• [EXERCISE REQUIREMENTS] For every line in the records that has the word "Wuhan", make a copy.

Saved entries
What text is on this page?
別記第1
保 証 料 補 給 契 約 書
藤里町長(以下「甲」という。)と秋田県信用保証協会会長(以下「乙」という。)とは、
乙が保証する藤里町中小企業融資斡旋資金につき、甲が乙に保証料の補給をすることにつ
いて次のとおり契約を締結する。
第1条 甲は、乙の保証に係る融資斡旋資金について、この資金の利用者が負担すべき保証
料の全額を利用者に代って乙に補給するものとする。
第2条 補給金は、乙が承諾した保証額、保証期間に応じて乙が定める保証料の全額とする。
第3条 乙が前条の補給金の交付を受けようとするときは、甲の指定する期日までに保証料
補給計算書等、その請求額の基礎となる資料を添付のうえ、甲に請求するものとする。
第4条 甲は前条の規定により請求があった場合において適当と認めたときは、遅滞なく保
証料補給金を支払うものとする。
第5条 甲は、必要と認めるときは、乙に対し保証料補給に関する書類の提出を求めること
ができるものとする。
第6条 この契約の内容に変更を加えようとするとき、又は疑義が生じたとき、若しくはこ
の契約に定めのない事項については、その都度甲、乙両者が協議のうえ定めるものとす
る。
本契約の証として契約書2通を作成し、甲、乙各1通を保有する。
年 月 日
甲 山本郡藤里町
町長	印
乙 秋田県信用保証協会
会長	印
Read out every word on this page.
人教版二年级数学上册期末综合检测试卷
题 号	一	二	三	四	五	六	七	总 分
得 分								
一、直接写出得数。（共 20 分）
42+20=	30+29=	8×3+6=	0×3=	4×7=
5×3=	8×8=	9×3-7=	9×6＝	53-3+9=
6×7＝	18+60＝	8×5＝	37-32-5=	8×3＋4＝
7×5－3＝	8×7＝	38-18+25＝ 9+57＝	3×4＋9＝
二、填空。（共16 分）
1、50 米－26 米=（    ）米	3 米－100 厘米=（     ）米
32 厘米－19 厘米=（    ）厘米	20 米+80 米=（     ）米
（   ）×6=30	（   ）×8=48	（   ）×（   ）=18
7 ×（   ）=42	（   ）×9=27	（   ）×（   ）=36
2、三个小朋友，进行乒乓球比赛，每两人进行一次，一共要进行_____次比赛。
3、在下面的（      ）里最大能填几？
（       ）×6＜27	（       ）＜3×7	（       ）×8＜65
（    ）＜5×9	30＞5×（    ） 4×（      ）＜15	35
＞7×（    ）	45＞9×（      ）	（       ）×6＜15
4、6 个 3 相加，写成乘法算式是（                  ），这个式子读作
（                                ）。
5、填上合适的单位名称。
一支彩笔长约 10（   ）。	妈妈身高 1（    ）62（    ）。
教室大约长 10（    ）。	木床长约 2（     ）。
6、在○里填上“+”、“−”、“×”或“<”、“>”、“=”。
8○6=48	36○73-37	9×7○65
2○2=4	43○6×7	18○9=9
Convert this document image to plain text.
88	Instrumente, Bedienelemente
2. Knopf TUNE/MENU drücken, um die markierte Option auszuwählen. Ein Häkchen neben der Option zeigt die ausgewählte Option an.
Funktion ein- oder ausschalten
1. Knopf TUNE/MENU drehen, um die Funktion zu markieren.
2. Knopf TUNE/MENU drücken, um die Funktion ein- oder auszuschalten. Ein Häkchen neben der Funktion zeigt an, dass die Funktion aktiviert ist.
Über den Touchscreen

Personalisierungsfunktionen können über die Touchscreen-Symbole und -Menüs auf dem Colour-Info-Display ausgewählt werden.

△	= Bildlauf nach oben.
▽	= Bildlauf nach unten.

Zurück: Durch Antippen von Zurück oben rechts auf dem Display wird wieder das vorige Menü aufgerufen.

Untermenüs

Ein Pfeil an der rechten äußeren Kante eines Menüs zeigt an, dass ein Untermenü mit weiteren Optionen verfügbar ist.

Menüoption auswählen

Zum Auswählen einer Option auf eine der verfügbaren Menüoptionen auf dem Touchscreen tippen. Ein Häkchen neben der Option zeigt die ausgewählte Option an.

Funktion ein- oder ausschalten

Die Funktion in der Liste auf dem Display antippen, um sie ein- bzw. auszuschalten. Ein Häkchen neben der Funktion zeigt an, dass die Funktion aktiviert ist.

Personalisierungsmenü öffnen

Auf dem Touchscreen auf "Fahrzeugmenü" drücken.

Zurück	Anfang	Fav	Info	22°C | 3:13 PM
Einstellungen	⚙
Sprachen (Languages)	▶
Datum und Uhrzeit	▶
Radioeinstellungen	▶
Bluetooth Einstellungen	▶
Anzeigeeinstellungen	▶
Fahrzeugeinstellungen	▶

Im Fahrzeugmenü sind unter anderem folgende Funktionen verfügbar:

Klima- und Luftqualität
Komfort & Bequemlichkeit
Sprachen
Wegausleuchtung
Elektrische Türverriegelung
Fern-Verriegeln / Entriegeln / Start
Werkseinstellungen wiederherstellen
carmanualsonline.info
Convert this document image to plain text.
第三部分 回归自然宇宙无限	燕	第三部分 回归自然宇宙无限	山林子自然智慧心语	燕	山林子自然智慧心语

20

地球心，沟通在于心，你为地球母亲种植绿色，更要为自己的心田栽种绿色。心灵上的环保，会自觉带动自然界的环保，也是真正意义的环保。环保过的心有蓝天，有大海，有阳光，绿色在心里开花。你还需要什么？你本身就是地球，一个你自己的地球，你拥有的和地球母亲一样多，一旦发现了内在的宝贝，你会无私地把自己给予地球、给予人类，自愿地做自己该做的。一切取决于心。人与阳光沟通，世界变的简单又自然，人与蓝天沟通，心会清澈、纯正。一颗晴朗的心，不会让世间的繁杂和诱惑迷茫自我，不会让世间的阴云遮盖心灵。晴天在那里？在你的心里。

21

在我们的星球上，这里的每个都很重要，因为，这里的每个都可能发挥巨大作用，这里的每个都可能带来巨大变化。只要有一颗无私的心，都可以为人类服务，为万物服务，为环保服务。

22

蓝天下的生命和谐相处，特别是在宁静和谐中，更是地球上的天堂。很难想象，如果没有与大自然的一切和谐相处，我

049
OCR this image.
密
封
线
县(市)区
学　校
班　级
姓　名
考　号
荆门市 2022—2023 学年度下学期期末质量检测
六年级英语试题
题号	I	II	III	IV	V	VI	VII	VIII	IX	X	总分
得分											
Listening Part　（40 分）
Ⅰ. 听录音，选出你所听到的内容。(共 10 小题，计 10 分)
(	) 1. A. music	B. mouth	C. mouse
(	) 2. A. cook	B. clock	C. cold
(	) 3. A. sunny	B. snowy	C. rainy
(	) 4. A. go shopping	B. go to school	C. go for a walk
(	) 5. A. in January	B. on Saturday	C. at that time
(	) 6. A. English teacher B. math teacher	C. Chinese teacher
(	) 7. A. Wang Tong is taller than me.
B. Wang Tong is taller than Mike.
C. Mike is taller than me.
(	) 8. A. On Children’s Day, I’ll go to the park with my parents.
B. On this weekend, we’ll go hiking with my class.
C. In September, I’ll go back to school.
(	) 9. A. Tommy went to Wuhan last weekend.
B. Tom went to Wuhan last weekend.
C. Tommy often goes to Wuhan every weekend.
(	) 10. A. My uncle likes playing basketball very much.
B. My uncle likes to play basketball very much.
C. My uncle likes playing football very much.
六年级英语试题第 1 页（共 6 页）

• [PROBLEM SOLUTION]
(	) 9. A. Tommy went to Wuhan last weekend.
B. Tom went to Wuhan last weekend.
C. Tommy often goes to Wuhan every weekend.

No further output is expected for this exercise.